REQUIRED WORK: Set out every line of the entries below as a Markdown table with two columns, Row and Line. Number each row and omit blank lines.

**** ENTRIES ****

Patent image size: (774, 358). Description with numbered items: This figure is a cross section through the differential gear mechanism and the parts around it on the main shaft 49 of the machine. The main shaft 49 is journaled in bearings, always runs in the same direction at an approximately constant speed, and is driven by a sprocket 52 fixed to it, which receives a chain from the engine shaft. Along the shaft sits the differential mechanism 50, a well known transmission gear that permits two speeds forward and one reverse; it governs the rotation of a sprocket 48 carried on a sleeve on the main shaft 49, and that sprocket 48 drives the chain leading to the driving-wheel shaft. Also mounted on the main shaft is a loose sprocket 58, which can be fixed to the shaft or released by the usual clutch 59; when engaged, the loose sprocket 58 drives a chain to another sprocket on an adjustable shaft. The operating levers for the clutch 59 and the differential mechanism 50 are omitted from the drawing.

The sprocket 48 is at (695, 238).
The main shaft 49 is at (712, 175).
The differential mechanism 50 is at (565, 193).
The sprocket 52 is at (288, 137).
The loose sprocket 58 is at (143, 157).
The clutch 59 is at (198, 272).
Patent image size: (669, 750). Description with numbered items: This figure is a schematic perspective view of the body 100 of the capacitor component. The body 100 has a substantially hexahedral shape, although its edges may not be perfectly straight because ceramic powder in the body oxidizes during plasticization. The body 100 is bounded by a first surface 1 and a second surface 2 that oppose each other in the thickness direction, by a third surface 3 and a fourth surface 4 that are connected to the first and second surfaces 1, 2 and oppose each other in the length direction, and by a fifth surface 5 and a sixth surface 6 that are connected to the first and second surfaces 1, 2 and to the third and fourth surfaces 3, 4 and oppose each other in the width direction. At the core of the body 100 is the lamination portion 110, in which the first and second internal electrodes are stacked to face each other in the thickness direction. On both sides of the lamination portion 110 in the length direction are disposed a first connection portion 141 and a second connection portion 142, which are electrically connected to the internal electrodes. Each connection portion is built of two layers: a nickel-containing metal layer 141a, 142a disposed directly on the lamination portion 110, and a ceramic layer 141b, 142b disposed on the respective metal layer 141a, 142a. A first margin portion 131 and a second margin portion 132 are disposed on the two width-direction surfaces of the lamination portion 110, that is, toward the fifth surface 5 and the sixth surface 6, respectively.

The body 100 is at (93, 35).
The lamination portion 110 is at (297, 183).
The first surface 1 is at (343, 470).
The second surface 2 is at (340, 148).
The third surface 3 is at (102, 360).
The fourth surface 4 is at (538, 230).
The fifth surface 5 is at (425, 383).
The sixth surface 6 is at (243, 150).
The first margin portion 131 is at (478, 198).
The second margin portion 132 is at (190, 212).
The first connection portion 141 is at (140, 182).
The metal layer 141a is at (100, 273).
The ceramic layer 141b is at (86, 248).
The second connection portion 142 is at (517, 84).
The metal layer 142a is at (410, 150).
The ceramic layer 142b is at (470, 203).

****

TASK SOLUTION:
| Row | Line |
|---|---|
| 1 | Patent image size: (774, 358). Description with numbered items: This figure is a cross section through the differential gear mechanism and the parts around it on the main shaft 49 of the machine. The main shaft 49 is journaled in bearings, always runs in the same direction at an approximately constant speed, and is driven by a sprocket 52 fixed to it, which receives a chain from the engine shaft. Along the shaft sits the differential mechanism 50, a well known transmission gear that permits two speeds forward and one reverse; it governs the rotation of a sprocket 48 carried on a sleeve on the main shaft 49, and that sprocket 48 drives the chain leading to the driving-wheel shaft. Also mounted on the main shaft is a loose sprocket 58, which can be fixed to the shaft or released by the usual clutch 59; when engaged, the loose sprocket 58 drives a chain to another sprocket on an adjustable shaft. The operating levers for the clutch 59 and the differential mechanism 50 are omitted from the drawing. |
| 2 | The sprocket 48 is at (695, 238). |
| 3 | The main shaft 49 is at (712, 175). |
| 4 | The differential mechanism 50 is at (565, 193). |
| 5 | The sprocket 52 is at (288, 137). |
| 6 | The loose sprocket 58 is at (143, 157). |
| 7 | The clutch 59 is at (198, 272). |
| 8 | Patent image size: (669, 750). Description with numbered items: This figure is a schematic perspective view of the body 100 of the capacitor component. The body 100 has a substantially hexahedral shape, although its edges may not be perfectly straight because ceramic powder in the body oxidizes during plasticization. The body 100 is bounded by a first surface 1 and a second surface 2 that oppose each other in the thickness direction, by a third surface 3 and a fourth surface 4 that are connected to the first and second surfaces 1, 2 and oppose each other in the length direction, and by a fifth surface 5 and a sixth surface 6 that are connected to the first and second surfaces 1, 2 and to the third and fourth surfaces 3, 4 and oppose each other in the width direction. At the core of the body 100 is the lamination portion 110, in which the first and second internal electrodes are stacked to face each other in the thickness direction. On both sides of the lamination portion 110 in the length direction are disposed a first connection portion 141 and a second connection portion 142, which are electrically connected to the internal electrodes. Each connection portion is built of two layers: a nickel-containing metal layer 141a, 142a disposed directly on the lamination portion 110, and a ceramic layer 141b, 142b disposed on the respective metal layer 141a, 142a. A first margin portion 131 and a second margin portion 132 are disposed on the two width-direction surfaces of the lamination portion 110, that is, toward the fifth surface 5 and the sixth surface 6, respectively. |
| 9 | The body 100 is at (93, 35). |
| 10 | The lamination portion 110 is at (297, 183). |
| 11 | The first surface 1 is at (343, 470). |
| 12 | The second surface 2 is at (340, 148). |
| 13 | The third surface 3 is at (102, 360). |
| 14 | The fourth surface 4 is at (538, 230). |
| 15 | The fifth surface 5 is at (425, 383). |
| 16 | The sixth surface 6 is at (243, 150). |
| 17 | The first margin portion 131 is at (478, 198). |
| 18 | The second margin portion 132 is at (190, 212). |
| 19 | The first connection portion 141 is at (140, 182). |
| 20 | The metal layer 141a is at (100, 273). |
| 21 | The ceramic layer 141b is at (86, 248). |
| 22 | The second connection portion 142 is at (517, 84). |
| 23 | The metal layer 142a is at (410, 150). |
| 24 | The ceramic layer 142b is at (470, 203). |